Show each line from the listing that includes the word "requirements".

Stored records
========================================
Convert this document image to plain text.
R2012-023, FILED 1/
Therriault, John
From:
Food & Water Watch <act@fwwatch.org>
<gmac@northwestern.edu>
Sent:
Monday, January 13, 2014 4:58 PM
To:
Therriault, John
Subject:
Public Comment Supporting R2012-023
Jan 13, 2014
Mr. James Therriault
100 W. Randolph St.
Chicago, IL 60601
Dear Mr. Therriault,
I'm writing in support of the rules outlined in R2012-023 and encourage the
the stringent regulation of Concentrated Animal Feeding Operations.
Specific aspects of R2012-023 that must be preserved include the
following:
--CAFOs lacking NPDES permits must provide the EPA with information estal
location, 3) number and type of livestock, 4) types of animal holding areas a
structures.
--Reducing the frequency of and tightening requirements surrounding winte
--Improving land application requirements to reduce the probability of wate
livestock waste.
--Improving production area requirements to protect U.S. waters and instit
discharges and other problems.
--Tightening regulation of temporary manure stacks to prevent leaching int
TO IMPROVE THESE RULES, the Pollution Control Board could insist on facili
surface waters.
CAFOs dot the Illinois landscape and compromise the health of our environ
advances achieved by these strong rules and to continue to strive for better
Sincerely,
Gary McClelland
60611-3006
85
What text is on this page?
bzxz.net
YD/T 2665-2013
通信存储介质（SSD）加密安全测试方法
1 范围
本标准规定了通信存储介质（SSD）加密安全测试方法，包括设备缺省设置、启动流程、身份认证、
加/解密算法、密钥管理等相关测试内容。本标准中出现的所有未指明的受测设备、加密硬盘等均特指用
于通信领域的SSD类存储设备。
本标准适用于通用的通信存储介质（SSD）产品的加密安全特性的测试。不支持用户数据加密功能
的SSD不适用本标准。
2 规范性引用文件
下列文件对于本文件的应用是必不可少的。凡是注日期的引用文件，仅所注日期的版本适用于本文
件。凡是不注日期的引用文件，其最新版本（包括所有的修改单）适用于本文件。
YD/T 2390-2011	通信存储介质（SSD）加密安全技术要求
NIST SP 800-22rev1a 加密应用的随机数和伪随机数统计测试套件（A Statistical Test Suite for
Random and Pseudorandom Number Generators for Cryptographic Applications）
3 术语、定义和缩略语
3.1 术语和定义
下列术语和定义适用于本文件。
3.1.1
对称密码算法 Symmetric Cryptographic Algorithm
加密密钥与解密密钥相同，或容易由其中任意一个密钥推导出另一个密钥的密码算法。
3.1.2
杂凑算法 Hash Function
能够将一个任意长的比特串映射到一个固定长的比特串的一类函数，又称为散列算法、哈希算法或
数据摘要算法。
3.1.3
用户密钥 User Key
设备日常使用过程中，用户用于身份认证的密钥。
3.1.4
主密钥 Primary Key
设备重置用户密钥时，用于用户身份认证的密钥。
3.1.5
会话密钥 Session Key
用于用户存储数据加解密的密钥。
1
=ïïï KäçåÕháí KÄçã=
========================================
- _Task solution_:
--Reducing the frequency of and tightening requirements surrounding winte
--Improving land application requirements to reduce the probability of wate
--Improving production area requirements to protect U.S. waters and instit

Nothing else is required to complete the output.